*Exercise inputs*:
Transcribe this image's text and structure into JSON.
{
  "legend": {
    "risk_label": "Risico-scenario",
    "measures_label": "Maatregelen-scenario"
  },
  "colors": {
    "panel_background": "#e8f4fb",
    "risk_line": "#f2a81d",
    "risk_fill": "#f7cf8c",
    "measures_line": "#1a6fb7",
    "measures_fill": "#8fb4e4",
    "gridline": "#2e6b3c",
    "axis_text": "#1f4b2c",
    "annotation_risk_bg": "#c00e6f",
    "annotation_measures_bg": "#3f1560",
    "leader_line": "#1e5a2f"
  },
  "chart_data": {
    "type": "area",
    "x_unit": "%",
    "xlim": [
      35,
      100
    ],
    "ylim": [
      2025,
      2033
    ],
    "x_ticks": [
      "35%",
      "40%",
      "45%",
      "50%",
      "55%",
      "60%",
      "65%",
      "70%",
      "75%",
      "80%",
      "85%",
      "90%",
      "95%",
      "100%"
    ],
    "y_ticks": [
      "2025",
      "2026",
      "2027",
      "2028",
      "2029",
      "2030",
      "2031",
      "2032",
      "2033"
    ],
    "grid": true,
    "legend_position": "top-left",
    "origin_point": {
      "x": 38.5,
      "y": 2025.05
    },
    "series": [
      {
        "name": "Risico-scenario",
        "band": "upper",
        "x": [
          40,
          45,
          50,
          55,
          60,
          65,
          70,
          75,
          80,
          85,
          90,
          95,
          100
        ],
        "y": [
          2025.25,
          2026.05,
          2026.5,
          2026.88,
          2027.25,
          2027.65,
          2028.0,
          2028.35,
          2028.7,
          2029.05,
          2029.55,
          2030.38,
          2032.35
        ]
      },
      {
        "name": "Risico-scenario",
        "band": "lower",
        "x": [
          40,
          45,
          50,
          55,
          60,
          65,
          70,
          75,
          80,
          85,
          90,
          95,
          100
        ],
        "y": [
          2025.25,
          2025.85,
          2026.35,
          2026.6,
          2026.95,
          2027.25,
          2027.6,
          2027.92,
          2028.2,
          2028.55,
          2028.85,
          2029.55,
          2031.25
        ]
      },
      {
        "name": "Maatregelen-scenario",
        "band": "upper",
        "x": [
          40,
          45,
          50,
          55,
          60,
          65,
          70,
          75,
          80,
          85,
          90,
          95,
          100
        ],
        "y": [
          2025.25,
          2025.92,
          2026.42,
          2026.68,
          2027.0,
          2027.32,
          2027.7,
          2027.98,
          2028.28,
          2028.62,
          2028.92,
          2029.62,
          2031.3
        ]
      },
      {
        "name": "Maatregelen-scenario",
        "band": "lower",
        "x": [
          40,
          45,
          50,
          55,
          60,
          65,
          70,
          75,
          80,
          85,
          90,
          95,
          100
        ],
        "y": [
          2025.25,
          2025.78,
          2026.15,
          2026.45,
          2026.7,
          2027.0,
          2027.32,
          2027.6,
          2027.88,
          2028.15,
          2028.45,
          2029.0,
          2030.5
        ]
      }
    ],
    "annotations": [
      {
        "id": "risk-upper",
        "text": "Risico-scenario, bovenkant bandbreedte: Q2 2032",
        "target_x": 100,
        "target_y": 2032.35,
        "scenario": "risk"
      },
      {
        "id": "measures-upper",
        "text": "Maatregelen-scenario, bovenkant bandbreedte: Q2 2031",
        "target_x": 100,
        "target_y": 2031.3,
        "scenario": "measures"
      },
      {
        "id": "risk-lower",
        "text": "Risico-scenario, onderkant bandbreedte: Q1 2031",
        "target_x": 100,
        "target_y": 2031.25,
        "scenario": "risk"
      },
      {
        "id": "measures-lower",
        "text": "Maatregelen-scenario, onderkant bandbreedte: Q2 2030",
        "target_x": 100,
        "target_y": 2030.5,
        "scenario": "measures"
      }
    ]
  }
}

*Instruction*:
Show all lines above holding "bovenkant".

*Right answer*:
        "text": "Risico-scenario, bovenkant bandbreedte: Q2 2032",
        "text": "Maatregelen-scenario, bovenkant bandbreedte: Q2 2031",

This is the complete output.